- TO DO -
Repeat every line below exactly, word for word.
----------------
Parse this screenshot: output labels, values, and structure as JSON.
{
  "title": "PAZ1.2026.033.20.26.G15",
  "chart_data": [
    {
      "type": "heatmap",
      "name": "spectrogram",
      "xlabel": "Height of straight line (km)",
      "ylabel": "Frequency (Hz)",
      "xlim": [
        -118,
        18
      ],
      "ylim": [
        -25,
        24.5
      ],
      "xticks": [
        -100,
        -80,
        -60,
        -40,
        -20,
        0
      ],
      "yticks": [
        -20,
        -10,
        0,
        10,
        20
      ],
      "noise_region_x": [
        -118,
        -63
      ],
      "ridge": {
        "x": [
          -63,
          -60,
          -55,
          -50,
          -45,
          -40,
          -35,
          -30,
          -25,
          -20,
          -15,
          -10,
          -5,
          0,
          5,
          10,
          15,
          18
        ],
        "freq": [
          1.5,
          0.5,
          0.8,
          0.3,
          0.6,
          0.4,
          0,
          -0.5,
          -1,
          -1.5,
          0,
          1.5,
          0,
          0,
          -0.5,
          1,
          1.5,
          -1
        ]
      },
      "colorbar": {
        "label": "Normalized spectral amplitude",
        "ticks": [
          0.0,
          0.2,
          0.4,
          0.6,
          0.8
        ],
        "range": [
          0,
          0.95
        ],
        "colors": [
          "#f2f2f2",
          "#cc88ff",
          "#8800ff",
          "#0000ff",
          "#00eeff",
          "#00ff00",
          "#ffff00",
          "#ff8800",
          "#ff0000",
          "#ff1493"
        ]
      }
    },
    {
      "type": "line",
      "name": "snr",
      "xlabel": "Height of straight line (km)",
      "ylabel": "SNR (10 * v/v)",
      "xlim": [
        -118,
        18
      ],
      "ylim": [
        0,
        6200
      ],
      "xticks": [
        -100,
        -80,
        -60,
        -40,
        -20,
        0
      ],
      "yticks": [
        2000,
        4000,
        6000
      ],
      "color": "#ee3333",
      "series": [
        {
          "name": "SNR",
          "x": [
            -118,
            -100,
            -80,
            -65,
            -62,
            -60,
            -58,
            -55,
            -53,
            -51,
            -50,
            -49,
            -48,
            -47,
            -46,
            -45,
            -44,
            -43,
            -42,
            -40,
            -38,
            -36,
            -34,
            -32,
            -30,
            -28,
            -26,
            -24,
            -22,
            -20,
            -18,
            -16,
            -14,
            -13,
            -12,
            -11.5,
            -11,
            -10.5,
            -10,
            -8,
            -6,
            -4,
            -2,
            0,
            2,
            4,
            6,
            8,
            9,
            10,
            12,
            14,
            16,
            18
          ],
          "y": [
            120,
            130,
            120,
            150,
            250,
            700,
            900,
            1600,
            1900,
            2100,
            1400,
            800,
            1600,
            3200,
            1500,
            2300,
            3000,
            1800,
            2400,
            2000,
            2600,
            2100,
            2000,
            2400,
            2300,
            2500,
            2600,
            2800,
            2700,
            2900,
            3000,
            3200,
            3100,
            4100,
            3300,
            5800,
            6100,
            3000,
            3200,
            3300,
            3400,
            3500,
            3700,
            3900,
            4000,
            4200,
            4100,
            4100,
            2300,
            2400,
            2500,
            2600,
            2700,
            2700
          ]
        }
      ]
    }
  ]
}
----------------
- WRITTEN ANSWER -
Parse this screenshot: output labels, values, and structure as JSON.
{
  "title": "PAZ1.2026.033.20.26.G15",
  "chart_data": [
    {
      "type": "heatmap",
      "name": "spectrogram",
      "xlabel": "Height of straight line (km)",
      "ylabel": "Frequency (Hz)",
      "xlim": [
        -118,
        18
      ],
      "ylim": [
        -25,
        24.5
      ],
      "xticks": [
        -100,
        -80,
        -60,
        -40,
        -20,
        0
      ],
      "yticks": [
        -20,
        -10,
        0,
        10,
        20
      ],
      "noise_region_x": [
        -118,
        -63
      ],
      "ridge": {
        "x": [
          -63,
          -60,
          -55,
          -50,
          -45,
          -40,
          -35,
          -30,
          -25,
          -20,
          -15,
          -10,
          -5,
          0,
          5,
          10,
          15,
          18
        ],
        "freq": [
          1.5,
          0.5,
          0.8,
          0.3,
          0.6,
          0.4,
          0,
          -0.5,
          -1,
          -1.5,
          0,
          1.5,
          0,
          0,
          -0.5,
          1,
          1.5,
          -1
        ]
      },
      "colorbar": {
        "label": "Normalized spectral amplitude",
        "ticks": [
          0.0,
          0.2,
          0.4,
          0.6,
          0.8
        ],
        "range": [
          0,
          0.95
        ],
        "colors": [
          "#f2f2f2",
          "#cc88ff",
          "#8800ff",
          "#0000ff",
          "#00eeff",
          "#00ff00",
          "#ffff00",
          "#ff8800",
          "#ff0000",
          "#ff1493"
        ]
      }
    },
    {
      "type": "line",
      "name": "snr",
      "xlabel": "Height of straight line (km)",
      "ylabel": "SNR (10 * v/v)",
      "xlim": [
        -118,
        18
      ],
      "ylim": [
        0,
        6200
      ],
      "xticks": [
        -100,
        -80,
        -60,
        -40,
        -20,
        0
      ],
      "yticks": [
        2000,
        4000,
        6000
      ],
      "color": "#ee3333",
      "series": [
        {
          "name": "SNR",
          "x": [
            -118,
            -100,
            -80,
            -65,
            -62,
            -60,
            -58,
            -55,
            -53,
            -51,
            -50,
            -49,
            -48,
            -47,
            -46,
            -45,
            -44,
            -43,
            -42,
            -40,
            -38,
            -36,
            -34,
            -32,
            -30,
            -28,
            -26,
            -24,
            -22,
            -20,
            -18,
            -16,
            -14,
            -13,
            -12,
            -11.5,
            -11,
            -10.5,
            -10,
            -8,
            -6,
            -4,
            -2,
            0,
            2,
            4,
            6,
            8,
            9,
            10,
            12,
            14,
            16,
            18
          ],
          "y": [
            120,
            130,
            120,
            150,
            250,
            700,
            900,
            1600,
            1900,
            2100,
            1400,
            800,
            1600,
            3200,
            1500,
            2300,
            3000,
            1800,
            2400,
            2000,
            2600,
            2100,
            2000,
            2400,
            2300,
            2500,
            2600,
            2800,
            2700,
            2900,
            3000,
            3200,
            3100,
            4100,
            3300,
            5800,
            6100,
            3000,
            3200,
            3300,
            3400,
            3500,
            3700,
            3900,
            4000,
            4200,
            4100,
            4100,
            2300,
            2400,
            2500,
            2600,
            2700,
            2700
          ]
        }
      ]
    }
  ]
}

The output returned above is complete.